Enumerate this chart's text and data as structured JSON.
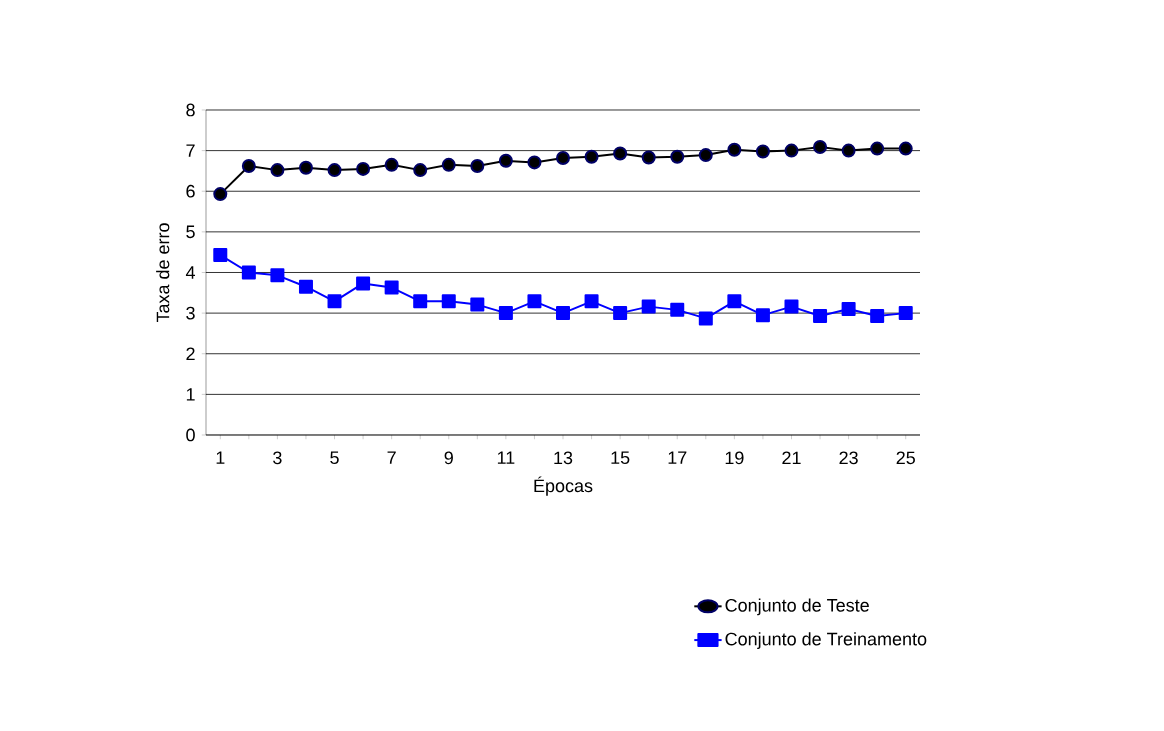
{
  "chart_data": {
    "type": "line",
    "xlabel": "Épocas",
    "ylabel": "Taxa de erro",
    "categories": [
      "1",
      null,
      "3",
      null,
      "5",
      null,
      "7",
      null,
      "9",
      null,
      "11",
      null,
      "13",
      null,
      "15",
      null,
      "17",
      null,
      "19",
      null,
      "21",
      null,
      "23",
      null,
      "25"
    ],
    "series": [
      {
        "name": "Conjunto de Teste",
        "color": "#000000",
        "marker": "circle",
        "values": [
          5.93,
          6.62,
          6.52,
          6.58,
          6.52,
          6.55,
          6.65,
          6.52,
          6.65,
          6.62,
          6.75,
          6.71,
          6.82,
          6.85,
          6.93,
          6.83,
          6.85,
          6.89,
          7.02,
          6.98,
          7.0,
          7.09,
          7.0,
          7.05,
          7.05
        ]
      },
      {
        "name": "Conjunto de Treinamento",
        "color": "#0000ff",
        "marker": "square",
        "values": [
          4.43,
          4.0,
          3.93,
          3.65,
          3.29,
          3.73,
          3.63,
          3.29,
          3.29,
          3.21,
          3.0,
          3.29,
          3.0,
          3.29,
          3.0,
          3.16,
          3.08,
          2.87,
          3.29,
          2.95,
          3.16,
          2.93,
          3.1,
          2.93,
          3.0
        ]
      }
    ],
    "ylim": [
      0,
      8
    ],
    "yticks": [
      0,
      1,
      2,
      3,
      4,
      5,
      6,
      7,
      8
    ],
    "grid": "y",
    "legend": "bottom right",
    "line_style": "solid"
  }
}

____________

WHAT IS EXPECTED -
Quote the data exactly, leaving every image out of the copy.

WRITTEN RESPONSE -
Enumerate this chart's text and data as structured JSON.
{
  "chart_data": {
    "type": "line",
    "xlabel": "Épocas",
    "ylabel": "Taxa de erro",
    "categories": [
      "1",
      null,
      "3",
      null,
      "5",
      null,
      "7",
      null,
      "9",
      null,
      "11",
      null,
      "13",
      null,
      "15",
      null,
      "17",
      null,
      "19",
      null,
      "21",
      null,
      "23",
      null,
      "25"
    ],
    "series": [
      {
        "name": "Conjunto de Teste",
        "color": "#000000",
        "marker": "circle",
        "values": [
          5.93,
          6.62,
          6.52,
          6.58,
          6.52,
          6.55,
          6.65,
          6.52,
          6.65,
          6.62,
          6.75,
          6.71,
          6.82,
          6.85,
          6.93,
          6.83,
          6.85,
          6.89,
          7.02,
          6.98,
          7.0,
          7.09,
          7.0,
          7.05,
          7.05
        ]
      },
      {
        "name": "Conjunto de Treinamento",
        "color": "#0000ff",
        "marker": "square",
        "values": [
          4.43,
          4.0,
          3.93,
          3.65,
          3.29,
          3.73,
          3.63,
          3.29,
          3.29,
          3.21,
          3.0,
          3.29,
          3.0,
          3.29,
          3.0,
          3.16,
          3.08,
          2.87,
          3.29,
          2.95,
          3.16,
          2.93,
          3.1,
          2.93,
          3.0
        ]
      }
    ],
    "ylim": [
      0,
      8
    ],
    "yticks": [
      0,
      1,
      2,
      3,
      4,
      5,
      6,
      7,
      8
    ],
    "grid": "y",
    "legend": "bottom right",
    "line_style": "solid"
  }
}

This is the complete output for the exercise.